- DIRECTION:
Reproduce the listing below in its entirety. Change nothing.

- GIVEN RECORDS:
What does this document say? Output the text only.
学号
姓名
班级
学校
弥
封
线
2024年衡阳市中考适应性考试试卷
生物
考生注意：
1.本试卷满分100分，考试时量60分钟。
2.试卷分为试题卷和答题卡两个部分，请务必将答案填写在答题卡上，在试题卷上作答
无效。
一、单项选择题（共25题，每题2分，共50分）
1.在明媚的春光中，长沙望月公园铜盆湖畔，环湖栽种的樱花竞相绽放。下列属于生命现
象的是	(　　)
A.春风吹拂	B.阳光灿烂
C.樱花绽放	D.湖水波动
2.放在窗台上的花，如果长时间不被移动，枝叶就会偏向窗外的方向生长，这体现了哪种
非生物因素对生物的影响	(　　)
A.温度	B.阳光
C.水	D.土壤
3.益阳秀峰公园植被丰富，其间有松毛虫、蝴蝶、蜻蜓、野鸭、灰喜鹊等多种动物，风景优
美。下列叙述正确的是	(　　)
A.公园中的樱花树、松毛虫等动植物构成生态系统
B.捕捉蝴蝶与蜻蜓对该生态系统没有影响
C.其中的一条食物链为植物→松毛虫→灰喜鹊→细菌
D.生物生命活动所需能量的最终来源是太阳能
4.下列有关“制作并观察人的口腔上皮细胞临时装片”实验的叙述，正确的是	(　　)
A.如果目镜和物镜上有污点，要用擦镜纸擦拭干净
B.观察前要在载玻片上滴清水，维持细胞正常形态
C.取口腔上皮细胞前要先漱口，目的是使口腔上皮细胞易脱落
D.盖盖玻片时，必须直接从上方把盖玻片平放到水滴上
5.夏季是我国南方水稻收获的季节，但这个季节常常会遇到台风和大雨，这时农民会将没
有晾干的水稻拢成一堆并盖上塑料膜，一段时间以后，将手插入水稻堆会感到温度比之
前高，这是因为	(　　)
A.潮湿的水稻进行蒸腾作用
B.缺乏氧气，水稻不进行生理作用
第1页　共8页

- REPLY TO THE TASK:
What does this document say? Output the text only.
学号
姓名
班级
学校
弥
封
线
2024年衡阳市中考适应性考试试卷
生物
考生注意：
1.本试卷满分100分，考试时量60分钟。
2.试卷分为试题卷和答题卡两个部分，请务必将答案填写在答题卡上，在试题卷上作答
无效。
一、单项选择题（共25题，每题2分，共50分）
1.在明媚的春光中，长沙望月公园铜盆湖畔，环湖栽种的樱花竞相绽放。下列属于生命现
象的是	(　　)
A.春风吹拂	B.阳光灿烂
C.樱花绽放	D.湖水波动
2.放在窗台上的花，如果长时间不被移动，枝叶就会偏向窗外的方向生长，这体现了哪种
非生物因素对生物的影响	(　　)
A.温度	B.阳光
C.水	D.土壤
3.益阳秀峰公园植被丰富，其间有松毛虫、蝴蝶、蜻蜓、野鸭、灰喜鹊等多种动物，风景优
美。下列叙述正确的是	(　　)
A.公园中的樱花树、松毛虫等动植物构成生态系统
B.捕捉蝴蝶与蜻蜓对该生态系统没有影响
C.其中的一条食物链为植物→松毛虫→灰喜鹊→细菌
D.生物生命活动所需能量的最终来源是太阳能
4.下列有关“制作并观察人的口腔上皮细胞临时装片”实验的叙述，正确的是	(　　)
A.如果目镜和物镜上有污点，要用擦镜纸擦拭干净
B.观察前要在载玻片上滴清水，维持细胞正常形态
C.取口腔上皮细胞前要先漱口，目的是使口腔上皮细胞易脱落
D.盖盖玻片时，必须直接从上方把盖玻片平放到水滴上
5.夏季是我国南方水稻收获的季节，但这个季节常常会遇到台风和大雨，这时农民会将没
有晾干的水稻拢成一堆并盖上塑料膜，一段时间以后，将手插入水稻堆会感到温度比之
前高，这是因为	(　　)
A.潮湿的水稻进行蒸腾作用
B.缺乏氧气，水稻不进行生理作用
第1页　共8页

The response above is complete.